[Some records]
* * * * * * * * *
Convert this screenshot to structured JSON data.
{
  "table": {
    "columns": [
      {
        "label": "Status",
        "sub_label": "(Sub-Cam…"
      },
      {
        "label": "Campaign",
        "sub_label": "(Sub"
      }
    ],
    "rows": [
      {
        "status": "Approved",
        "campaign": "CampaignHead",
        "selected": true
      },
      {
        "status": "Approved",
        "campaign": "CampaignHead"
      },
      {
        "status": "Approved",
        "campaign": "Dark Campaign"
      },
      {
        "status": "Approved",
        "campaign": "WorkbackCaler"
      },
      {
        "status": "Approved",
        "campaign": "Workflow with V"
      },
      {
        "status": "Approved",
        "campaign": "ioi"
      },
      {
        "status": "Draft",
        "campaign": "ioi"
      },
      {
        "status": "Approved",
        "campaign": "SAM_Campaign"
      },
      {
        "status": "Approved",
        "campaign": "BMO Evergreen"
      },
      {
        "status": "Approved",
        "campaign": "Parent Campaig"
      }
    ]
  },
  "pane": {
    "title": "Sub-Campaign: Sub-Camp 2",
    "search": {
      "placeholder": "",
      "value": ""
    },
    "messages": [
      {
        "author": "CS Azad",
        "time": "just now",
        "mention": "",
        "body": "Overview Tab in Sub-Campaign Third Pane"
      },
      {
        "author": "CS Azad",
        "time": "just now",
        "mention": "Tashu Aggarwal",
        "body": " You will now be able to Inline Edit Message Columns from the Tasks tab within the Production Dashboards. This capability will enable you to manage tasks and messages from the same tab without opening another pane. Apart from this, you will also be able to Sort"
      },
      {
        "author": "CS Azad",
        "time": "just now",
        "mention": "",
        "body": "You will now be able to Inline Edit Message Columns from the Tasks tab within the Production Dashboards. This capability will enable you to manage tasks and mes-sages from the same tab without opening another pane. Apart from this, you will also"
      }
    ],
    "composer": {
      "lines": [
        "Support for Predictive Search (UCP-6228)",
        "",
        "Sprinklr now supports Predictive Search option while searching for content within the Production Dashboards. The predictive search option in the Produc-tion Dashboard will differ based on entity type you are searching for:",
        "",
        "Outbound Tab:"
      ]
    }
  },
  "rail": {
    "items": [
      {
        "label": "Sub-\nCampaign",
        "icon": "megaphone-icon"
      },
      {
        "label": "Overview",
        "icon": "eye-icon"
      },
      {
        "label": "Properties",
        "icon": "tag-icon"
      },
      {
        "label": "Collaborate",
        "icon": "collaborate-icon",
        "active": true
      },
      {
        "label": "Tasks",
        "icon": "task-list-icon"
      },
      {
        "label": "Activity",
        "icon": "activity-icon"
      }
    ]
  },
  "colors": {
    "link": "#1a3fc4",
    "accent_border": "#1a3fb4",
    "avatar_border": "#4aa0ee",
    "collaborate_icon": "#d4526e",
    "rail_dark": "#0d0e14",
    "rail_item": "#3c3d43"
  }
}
* * * * * * * * *
• _Given task_:
Among the lines of the material, find those that hold the word "Apart" and copy them.

• _Solution for this task_:
        "body": " You will now be able to Inline Edit Message Columns from the Tasks tab within the Production Dashboards. This capability will enable you to manage tasks and messages from the same tab without opening another pane. Apart from this, you will also be able to Sort"
        "body": "You will now be able to Inline Edit Message Columns from the Tasks tab within the Production Dashboards. This capability will enable you to manage tasks and mes-sages from the same tab without opening another pane. Apart from this, you will also"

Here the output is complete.